◆ DATA LISTING ◆
╔══

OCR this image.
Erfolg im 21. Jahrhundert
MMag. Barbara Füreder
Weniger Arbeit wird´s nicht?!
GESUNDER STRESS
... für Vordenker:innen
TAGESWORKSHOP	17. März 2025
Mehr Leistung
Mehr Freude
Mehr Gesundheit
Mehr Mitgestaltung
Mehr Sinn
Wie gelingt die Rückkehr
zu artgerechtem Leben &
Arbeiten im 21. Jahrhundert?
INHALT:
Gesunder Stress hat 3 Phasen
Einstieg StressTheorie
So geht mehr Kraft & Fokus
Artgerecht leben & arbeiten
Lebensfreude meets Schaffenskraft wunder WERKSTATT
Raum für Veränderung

╚══

All of the records must be retyped exactly as they are.

OCR this image.
Erfolg im 21. Jahrhundert
MMag. Barbara Füreder
Weniger Arbeit wird´s nicht?!
GESUNDER STRESS
... für Vordenker:innen
TAGESWORKSHOP	17. März 2025
Mehr Leistung
Mehr Freude
Mehr Gesundheit
Mehr Mitgestaltung
Mehr Sinn
Wie gelingt die Rückkehr
zu artgerechtem Leben &
Arbeiten im 21. Jahrhundert?
INHALT:
Gesunder Stress hat 3 Phasen
Einstieg StressTheorie
So geht mehr Kraft & Fokus
Artgerecht leben & arbeiten
Lebensfreude meets Schaffenskraft wunder WERKSTATT
Raum für Veränderung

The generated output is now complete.